**Aim**. Can you quote the records below in full, word for word?

**Dataset rows**.
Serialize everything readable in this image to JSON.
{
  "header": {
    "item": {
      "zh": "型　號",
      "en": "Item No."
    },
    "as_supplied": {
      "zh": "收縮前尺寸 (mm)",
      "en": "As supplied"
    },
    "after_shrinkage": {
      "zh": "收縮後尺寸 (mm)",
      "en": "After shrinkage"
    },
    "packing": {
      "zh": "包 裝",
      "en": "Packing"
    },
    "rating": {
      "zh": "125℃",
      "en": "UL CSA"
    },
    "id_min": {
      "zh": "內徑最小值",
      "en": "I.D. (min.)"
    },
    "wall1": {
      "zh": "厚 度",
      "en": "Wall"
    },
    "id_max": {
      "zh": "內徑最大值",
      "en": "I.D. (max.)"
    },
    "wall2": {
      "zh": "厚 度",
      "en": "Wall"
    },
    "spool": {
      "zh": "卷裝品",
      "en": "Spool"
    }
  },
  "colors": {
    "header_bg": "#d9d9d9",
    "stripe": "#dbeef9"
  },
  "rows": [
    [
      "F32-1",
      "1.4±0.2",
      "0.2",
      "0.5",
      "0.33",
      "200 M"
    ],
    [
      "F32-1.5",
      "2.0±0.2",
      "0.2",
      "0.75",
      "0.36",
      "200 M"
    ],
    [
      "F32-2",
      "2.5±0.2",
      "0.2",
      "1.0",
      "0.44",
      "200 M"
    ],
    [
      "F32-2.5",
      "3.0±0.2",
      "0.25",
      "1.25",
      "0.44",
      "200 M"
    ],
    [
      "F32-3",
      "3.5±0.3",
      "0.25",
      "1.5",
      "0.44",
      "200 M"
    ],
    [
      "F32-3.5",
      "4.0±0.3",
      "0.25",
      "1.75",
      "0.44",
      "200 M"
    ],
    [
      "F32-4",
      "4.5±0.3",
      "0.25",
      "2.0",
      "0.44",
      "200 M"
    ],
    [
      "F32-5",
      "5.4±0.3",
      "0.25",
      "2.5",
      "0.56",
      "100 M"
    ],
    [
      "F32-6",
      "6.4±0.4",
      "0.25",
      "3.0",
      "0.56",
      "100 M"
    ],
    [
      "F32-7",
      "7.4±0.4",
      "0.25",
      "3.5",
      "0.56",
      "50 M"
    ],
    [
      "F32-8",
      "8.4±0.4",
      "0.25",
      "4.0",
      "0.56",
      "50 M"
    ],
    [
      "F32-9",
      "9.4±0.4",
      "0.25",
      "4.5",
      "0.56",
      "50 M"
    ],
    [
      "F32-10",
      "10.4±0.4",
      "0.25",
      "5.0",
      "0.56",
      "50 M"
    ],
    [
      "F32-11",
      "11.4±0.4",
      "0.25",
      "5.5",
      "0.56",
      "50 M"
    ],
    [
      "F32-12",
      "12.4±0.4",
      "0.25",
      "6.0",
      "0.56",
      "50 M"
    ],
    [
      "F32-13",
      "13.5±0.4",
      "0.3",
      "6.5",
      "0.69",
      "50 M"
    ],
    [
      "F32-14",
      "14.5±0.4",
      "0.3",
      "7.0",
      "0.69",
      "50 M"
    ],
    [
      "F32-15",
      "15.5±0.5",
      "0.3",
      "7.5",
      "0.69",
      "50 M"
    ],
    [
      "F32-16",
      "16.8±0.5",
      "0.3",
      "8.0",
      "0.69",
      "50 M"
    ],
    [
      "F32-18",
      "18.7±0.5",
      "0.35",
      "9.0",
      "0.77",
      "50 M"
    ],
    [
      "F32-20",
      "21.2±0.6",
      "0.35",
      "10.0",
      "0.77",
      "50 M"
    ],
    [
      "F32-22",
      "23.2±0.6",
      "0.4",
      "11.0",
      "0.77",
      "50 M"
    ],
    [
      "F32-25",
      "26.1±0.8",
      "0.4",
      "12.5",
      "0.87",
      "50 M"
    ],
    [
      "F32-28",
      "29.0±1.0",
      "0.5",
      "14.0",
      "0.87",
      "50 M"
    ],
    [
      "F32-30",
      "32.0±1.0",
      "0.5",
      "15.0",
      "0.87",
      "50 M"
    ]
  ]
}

**The answer**.
Serialize everything readable in this image to JSON.
{
  "header": {
    "item": {
      "zh": "型　號",
      "en": "Item No."
    },
    "as_supplied": {
      "zh": "收縮前尺寸 (mm)",
      "en": "As supplied"
    },
    "after_shrinkage": {
      "zh": "收縮後尺寸 (mm)",
      "en": "After shrinkage"
    },
    "packing": {
      "zh": "包 裝",
      "en": "Packing"
    },
    "rating": {
      "zh": "125℃",
      "en": "UL CSA"
    },
    "id_min": {
      "zh": "內徑最小值",
      "en": "I.D. (min.)"
    },
    "wall1": {
      "zh": "厚 度",
      "en": "Wall"
    },
    "id_max": {
      "zh": "內徑最大值",
      "en": "I.D. (max.)"
    },
    "wall2": {
      "zh": "厚 度",
      "en": "Wall"
    },
    "spool": {
      "zh": "卷裝品",
      "en": "Spool"
    }
  },
  "colors": {
    "header_bg": "#d9d9d9",
    "stripe": "#dbeef9"
  },
  "rows": [
    [
      "F32-1",
      "1.4±0.2",
      "0.2",
      "0.5",
      "0.33",
      "200 M"
    ],
    [
      "F32-1.5",
      "2.0±0.2",
      "0.2",
      "0.75",
      "0.36",
      "200 M"
    ],
    [
      "F32-2",
      "2.5±0.2",
      "0.2",
      "1.0",
      "0.44",
      "200 M"
    ],
    [
      "F32-2.5",
      "3.0±0.2",
      "0.25",
      "1.25",
      "0.44",
      "200 M"
    ],
    [
      "F32-3",
      "3.5±0.3",
      "0.25",
      "1.5",
      "0.44",
      "200 M"
    ],
    [
      "F32-3.5",
      "4.0±0.3",
      "0.25",
      "1.75",
      "0.44",
      "200 M"
    ],
    [
      "F32-4",
      "4.5±0.3",
      "0.25",
      "2.0",
      "0.44",
      "200 M"
    ],
    [
      "F32-5",
      "5.4±0.3",
      "0.25",
      "2.5",
      "0.56",
      "100 M"
    ],
    [
      "F32-6",
      "6.4±0.4",
      "0.25",
      "3.0",
      "0.56",
      "100 M"
    ],
    [
      "F32-7",
      "7.4±0.4",
      "0.25",
      "3.5",
      "0.56",
      "50 M"
    ],
    [
      "F32-8",
      "8.4±0.4",
      "0.25",
      "4.0",
      "0.56",
      "50 M"
    ],
    [
      "F32-9",
      "9.4±0.4",
      "0.25",
      "4.5",
      "0.56",
      "50 M"
    ],
    [
      "F32-10",
      "10.4±0.4",
      "0.25",
      "5.0",
      "0.56",
      "50 M"
    ],
    [
      "F32-11",
      "11.4±0.4",
      "0.25",
      "5.5",
      "0.56",
      "50 M"
    ],
    [
      "F32-12",
      "12.4±0.4",
      "0.25",
      "6.0",
      "0.56",
      "50 M"
    ],
    [
      "F32-13",
      "13.5±0.4",
      "0.3",
      "6.5",
      "0.69",
      "50 M"
    ],
    [
      "F32-14",
      "14.5±0.4",
      "0.3",
      "7.0",
      "0.69",
      "50 M"
    ],
    [
      "F32-15",
      "15.5±0.5",
      "0.3",
      "7.5",
      "0.69",
      "50 M"
    ],
    [
      "F32-16",
      "16.8±0.5",
      "0.3",
      "8.0",
      "0.69",
      "50 M"
    ],
    [
      "F32-18",
      "18.7±0.5",
      "0.35",
      "9.0",
      "0.77",
      "50 M"
    ],
    [
      "F32-20",
      "21.2±0.6",
      "0.35",
      "10.0",
      "0.77",
      "50 M"
    ],
    [
      "F32-22",
      "23.2±0.6",
      "0.4",
      "11.0",
      "0.77",
      "50 M"
    ],
    [
      "F32-25",
      "26.1±0.8",
      "0.4",
      "12.5",
      "0.87",
      "50 M"
    ],
    [
      "F32-28",
      "29.0±1.0",
      "0.5",
      "14.0",
      "0.87",
      "50 M"
    ],
    [
      "F32-30",
      "32.0±1.0",
      "0.5",
      "15.0",
      "0.87",
      "50 M"
    ]
  ]
}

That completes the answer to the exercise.